— What you need to do —
In the listing that follows, how many lines contain the string "имплантированные"? Provide only the number.

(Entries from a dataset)
•••••
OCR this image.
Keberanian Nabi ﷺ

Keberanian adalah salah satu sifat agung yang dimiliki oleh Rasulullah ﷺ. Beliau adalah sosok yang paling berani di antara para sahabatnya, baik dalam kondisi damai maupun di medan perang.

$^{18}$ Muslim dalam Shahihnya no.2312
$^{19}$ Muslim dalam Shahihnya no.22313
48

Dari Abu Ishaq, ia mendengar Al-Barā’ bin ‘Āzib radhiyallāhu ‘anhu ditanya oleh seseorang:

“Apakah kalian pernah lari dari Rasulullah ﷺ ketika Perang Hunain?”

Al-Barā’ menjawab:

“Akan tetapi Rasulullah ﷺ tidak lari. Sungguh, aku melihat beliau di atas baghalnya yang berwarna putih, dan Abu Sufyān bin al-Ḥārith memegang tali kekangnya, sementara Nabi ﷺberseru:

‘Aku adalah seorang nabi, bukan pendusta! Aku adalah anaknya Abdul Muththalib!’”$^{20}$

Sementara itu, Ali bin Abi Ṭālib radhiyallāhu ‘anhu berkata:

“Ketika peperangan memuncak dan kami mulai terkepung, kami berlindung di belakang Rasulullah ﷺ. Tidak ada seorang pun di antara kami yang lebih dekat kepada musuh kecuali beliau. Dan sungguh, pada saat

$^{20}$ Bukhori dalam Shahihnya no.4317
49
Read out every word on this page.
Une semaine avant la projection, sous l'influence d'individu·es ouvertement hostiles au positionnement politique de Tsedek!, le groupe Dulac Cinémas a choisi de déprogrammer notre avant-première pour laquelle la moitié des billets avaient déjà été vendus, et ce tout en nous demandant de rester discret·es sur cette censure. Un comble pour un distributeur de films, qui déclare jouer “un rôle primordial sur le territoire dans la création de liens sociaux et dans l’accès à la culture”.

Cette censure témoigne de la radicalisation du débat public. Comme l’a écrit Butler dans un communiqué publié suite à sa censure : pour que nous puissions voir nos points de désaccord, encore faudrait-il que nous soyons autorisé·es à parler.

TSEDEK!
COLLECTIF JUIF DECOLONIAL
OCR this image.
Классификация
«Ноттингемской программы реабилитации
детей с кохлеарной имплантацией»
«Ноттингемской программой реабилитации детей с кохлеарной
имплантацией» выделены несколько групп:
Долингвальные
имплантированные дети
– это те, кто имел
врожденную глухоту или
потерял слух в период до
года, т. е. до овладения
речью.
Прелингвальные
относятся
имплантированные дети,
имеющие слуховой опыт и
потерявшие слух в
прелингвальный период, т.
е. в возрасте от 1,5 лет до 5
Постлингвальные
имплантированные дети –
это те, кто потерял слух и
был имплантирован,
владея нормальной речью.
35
•••••
— Task result —
3